### ITEMS

****************************************

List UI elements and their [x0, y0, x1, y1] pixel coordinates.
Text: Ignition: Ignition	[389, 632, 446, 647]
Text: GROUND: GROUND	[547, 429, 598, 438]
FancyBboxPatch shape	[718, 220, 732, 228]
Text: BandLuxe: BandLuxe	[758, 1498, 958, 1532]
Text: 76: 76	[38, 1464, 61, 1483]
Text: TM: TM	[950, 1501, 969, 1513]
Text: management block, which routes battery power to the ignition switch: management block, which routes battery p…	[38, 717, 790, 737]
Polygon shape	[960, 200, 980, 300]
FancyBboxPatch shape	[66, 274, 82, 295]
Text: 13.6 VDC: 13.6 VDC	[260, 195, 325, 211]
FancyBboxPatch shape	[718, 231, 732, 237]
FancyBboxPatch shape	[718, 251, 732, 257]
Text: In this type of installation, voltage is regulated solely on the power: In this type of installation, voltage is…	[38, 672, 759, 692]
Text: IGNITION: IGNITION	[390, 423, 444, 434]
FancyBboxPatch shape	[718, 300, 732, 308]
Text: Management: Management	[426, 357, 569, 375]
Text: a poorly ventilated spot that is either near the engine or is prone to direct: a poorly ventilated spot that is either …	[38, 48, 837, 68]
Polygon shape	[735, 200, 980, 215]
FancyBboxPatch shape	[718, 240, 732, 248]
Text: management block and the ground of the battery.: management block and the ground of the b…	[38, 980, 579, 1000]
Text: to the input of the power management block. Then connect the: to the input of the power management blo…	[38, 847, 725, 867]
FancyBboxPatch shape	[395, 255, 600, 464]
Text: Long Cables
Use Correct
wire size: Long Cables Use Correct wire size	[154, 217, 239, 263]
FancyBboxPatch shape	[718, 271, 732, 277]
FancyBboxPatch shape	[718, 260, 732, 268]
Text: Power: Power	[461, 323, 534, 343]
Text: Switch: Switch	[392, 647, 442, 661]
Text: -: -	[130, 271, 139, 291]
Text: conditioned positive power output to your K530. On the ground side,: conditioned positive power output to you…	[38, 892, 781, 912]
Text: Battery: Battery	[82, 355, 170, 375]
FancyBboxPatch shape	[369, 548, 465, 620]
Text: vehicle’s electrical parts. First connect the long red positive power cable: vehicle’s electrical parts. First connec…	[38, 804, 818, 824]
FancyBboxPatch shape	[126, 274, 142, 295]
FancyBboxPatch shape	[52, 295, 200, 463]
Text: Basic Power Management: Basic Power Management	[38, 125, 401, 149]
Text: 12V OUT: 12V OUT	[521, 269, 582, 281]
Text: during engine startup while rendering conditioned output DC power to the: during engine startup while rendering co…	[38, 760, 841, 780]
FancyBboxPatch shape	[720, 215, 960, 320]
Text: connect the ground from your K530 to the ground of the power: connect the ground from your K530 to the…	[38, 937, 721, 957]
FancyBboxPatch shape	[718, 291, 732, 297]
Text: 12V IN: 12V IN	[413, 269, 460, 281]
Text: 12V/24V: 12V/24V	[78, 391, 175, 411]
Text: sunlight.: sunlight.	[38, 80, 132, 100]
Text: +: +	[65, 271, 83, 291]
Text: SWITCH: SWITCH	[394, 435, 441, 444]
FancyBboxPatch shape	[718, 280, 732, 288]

****************************************

### SHORT EXERCISE
Rewrite the items as a numbered list, from the first line through the line with "251, 732, 257]", leaving out any blank lines.

### THE RESULT
1. List UI elements and their [x0, y0, x1, y1] pixel coordinates.
2. Text: Ignition: Ignition	[389, 632, 446, 647]
3. Text: GROUND: GROUND	[547, 429, 598, 438]
4. FancyBboxPatch shape	[718, 220, 732, 228]
5. Text: BandLuxe: BandLuxe	[758, 1498, 958, 1532]
6. Text: 76: 76	[38, 1464, 61, 1483]
7. Text: TM: TM	[950, 1501, 969, 1513]
8. Text: management block, which routes battery power to the ignition switch: management block, which routes battery p…	[38, 717, 790, 737]
9. Polygon shape	[960, 200, 980, 300]
10. FancyBboxPatch shape	[66, 274, 82, 295]
11. Text: 13.6 VDC: 13.6 VDC	[260, 195, 325, 211]
12. FancyBboxPatch shape	[718, 231, 732, 237]
13. FancyBboxPatch shape	[718, 251, 732, 257]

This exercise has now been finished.